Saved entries

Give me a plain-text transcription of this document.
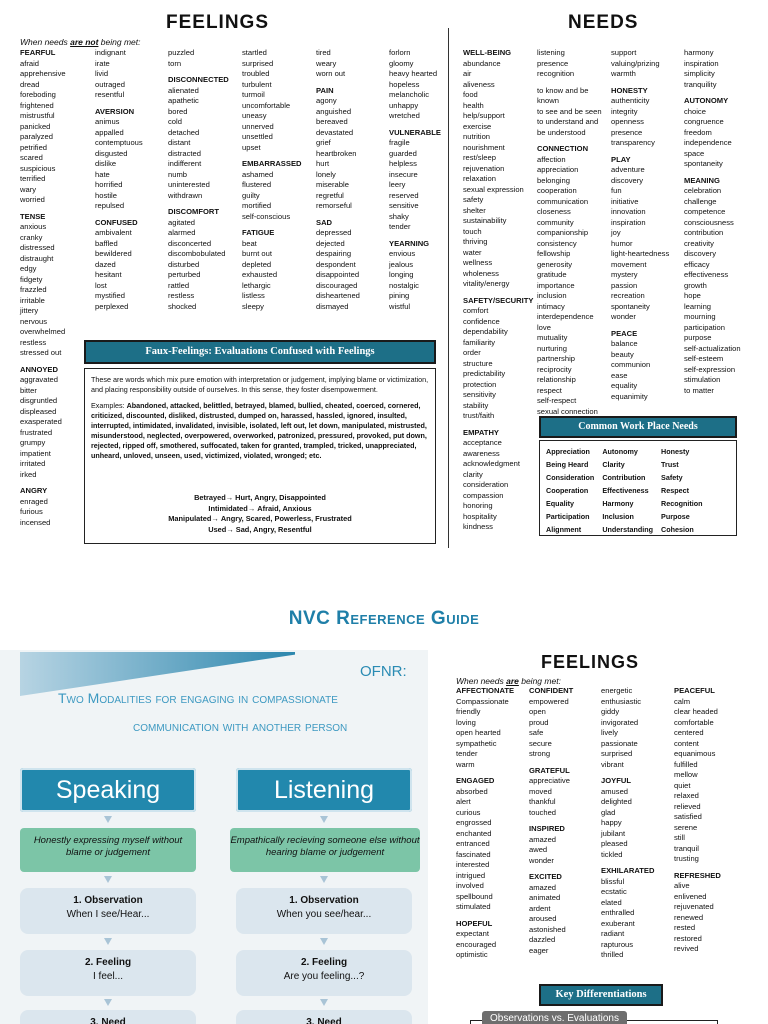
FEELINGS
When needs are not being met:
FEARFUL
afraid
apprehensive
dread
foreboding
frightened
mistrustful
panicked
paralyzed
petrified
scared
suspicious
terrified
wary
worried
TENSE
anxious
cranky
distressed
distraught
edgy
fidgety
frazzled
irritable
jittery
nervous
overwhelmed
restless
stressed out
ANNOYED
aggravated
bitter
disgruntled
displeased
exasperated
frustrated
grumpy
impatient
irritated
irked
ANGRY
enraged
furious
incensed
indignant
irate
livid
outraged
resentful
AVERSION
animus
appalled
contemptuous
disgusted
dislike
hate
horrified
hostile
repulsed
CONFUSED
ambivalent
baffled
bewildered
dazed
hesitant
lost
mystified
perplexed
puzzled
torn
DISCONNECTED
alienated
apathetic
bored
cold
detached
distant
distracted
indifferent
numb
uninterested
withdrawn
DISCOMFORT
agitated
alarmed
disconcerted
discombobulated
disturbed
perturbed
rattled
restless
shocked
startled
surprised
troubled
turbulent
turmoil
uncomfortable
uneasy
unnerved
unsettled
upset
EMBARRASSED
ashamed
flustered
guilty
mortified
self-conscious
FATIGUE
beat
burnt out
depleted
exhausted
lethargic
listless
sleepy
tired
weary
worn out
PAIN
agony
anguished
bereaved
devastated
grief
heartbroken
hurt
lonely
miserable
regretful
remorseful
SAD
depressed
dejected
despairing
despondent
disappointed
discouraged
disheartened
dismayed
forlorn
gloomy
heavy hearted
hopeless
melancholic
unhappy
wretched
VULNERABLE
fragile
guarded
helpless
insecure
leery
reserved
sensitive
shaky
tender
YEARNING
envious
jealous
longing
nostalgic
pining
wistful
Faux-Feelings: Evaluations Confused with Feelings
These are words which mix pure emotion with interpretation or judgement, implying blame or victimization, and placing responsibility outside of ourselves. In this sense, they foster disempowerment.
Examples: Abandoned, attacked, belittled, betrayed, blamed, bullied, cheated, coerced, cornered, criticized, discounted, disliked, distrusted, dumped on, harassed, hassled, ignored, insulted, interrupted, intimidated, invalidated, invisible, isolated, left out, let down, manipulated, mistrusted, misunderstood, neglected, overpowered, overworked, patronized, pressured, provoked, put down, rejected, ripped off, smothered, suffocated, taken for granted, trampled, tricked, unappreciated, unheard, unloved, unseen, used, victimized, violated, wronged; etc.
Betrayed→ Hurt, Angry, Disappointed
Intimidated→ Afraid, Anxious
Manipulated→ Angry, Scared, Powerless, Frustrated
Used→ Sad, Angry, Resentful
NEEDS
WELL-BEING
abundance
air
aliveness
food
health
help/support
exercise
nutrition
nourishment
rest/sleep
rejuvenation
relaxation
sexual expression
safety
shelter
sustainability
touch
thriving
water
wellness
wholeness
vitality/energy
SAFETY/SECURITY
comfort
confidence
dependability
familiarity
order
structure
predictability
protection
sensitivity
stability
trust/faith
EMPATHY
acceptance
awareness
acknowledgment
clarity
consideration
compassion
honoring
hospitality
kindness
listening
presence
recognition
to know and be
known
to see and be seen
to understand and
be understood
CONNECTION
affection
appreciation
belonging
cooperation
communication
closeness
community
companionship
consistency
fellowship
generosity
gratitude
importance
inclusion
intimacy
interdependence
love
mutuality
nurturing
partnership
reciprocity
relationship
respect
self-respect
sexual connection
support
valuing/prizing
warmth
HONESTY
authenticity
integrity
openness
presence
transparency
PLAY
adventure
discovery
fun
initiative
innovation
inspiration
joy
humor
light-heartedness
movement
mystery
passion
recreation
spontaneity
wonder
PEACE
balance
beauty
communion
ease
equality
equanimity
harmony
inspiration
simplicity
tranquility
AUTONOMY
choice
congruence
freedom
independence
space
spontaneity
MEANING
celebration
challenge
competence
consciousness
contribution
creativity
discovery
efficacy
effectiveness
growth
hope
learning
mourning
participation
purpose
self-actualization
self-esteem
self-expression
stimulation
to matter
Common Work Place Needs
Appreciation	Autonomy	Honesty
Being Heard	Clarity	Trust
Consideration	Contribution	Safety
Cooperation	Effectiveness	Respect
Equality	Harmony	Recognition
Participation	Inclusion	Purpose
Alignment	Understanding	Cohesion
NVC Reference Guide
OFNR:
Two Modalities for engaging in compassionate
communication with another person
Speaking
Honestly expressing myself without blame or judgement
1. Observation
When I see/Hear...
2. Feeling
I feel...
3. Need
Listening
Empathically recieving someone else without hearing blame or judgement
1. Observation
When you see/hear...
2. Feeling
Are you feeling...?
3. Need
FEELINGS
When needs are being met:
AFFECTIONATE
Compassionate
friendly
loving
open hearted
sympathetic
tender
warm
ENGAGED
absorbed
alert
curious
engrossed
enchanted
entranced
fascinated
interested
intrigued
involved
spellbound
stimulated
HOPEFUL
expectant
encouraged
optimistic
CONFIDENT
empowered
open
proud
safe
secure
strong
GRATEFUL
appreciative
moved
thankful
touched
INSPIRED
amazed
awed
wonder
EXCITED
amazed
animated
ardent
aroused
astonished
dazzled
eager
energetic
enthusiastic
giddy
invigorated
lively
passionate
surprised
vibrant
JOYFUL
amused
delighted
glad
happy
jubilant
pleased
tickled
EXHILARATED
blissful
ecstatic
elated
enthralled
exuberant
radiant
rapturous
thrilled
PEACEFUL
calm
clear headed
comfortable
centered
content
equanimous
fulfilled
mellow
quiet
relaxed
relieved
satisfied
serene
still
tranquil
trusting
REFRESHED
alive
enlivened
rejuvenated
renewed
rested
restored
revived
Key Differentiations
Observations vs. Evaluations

==

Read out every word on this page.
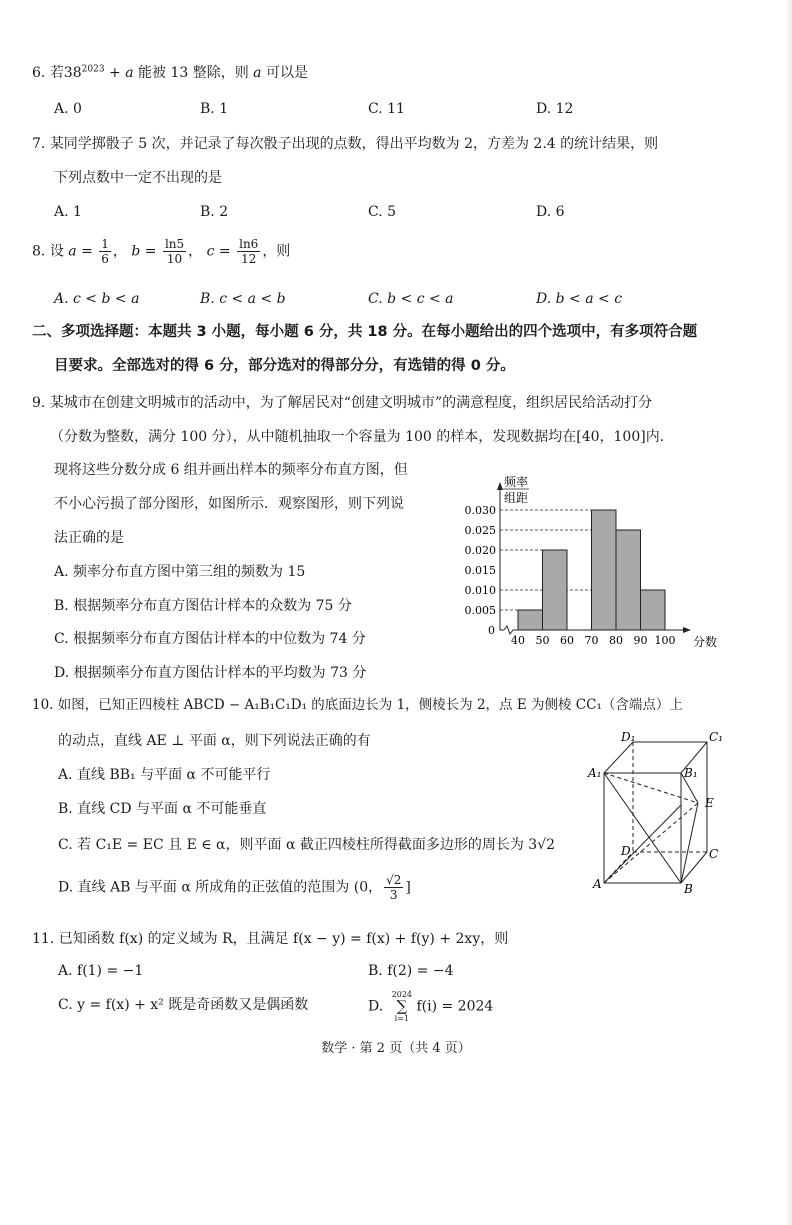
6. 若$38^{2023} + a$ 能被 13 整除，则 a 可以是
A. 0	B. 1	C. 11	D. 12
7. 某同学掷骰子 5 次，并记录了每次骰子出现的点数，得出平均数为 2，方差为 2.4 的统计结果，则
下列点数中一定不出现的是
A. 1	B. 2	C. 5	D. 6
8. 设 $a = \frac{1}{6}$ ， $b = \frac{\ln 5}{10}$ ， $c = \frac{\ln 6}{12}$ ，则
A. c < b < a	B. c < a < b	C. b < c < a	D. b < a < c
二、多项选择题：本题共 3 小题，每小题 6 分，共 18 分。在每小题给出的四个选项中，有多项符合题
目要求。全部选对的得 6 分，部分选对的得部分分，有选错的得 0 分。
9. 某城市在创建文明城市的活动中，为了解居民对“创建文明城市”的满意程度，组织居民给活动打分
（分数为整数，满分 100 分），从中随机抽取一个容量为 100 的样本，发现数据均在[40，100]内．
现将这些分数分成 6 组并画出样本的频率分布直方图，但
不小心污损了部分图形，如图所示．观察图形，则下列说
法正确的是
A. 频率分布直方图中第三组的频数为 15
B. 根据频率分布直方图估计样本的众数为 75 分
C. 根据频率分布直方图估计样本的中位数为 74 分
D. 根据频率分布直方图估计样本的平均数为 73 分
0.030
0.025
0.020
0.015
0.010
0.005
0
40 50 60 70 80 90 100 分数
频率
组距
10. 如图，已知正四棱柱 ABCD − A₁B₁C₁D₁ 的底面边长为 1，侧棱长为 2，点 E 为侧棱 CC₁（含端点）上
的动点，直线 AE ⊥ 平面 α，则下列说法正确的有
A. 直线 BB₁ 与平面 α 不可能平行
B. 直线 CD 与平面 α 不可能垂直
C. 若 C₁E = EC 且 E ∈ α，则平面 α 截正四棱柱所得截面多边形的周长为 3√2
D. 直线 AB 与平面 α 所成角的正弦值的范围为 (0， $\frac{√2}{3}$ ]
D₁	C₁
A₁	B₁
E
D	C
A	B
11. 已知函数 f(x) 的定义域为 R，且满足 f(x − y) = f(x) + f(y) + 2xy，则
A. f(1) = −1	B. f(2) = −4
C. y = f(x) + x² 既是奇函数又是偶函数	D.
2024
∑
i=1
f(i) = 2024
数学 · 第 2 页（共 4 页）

## Your goal
Working from the material above, state how many lines contain "this"; give only the number.

## Output below
3